● Stated goal
Retype the data below without altering anything.

● Provided records

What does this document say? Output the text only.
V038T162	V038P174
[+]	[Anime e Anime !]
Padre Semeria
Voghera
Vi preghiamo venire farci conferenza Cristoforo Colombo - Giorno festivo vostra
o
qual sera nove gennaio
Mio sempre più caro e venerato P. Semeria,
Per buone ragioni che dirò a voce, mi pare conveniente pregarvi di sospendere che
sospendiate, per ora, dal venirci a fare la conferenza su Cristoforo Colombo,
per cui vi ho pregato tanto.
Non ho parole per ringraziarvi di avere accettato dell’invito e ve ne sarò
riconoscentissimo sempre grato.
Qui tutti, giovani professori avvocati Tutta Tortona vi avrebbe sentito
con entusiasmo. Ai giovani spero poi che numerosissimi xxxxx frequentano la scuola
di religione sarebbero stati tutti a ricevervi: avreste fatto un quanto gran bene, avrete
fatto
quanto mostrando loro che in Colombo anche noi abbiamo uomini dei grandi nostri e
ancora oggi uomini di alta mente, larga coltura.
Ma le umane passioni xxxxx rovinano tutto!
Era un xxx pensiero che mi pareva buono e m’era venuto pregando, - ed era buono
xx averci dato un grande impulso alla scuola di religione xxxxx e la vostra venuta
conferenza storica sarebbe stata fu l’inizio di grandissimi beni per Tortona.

● Full solution
What does this document say? Output the text only.
V038T162	V038P174
[+]	[Anime e Anime !]
Padre Semeria
Voghera
Vi preghiamo venire farci conferenza Cristoforo Colombo - Giorno festivo vostra
o
qual sera nove gennaio
Mio sempre più caro e venerato P. Semeria,
Per buone ragioni che dirò a voce, mi pare conveniente pregarvi di sospendere che
sospendiate, per ora, dal venirci a fare la conferenza su Cristoforo Colombo,
per cui vi ho pregato tanto.
Non ho parole per ringraziarvi di avere accettato dell’invito e ve ne sarò
riconoscentissimo sempre grato.
Qui tutti, giovani professori avvocati Tutta Tortona vi avrebbe sentito
con entusiasmo. Ai giovani spero poi che numerosissimi xxxxx frequentano la scuola
di religione sarebbero stati tutti a ricevervi: avreste fatto un quanto gran bene, avrete
fatto
quanto mostrando loro che in Colombo anche noi abbiamo uomini dei grandi nostri e
ancora oggi uomini di alta mente, larga coltura.
Ma le umane passioni xxxxx rovinano tutto!
Era un xxx pensiero che mi pareva buono e m’era venuto pregando, - ed era buono
xx averci dato un grande impulso alla scuola di religione xxxxx e la vostra venuta
conferenza storica sarebbe stata fu l’inizio di grandissimi beni per Tortona.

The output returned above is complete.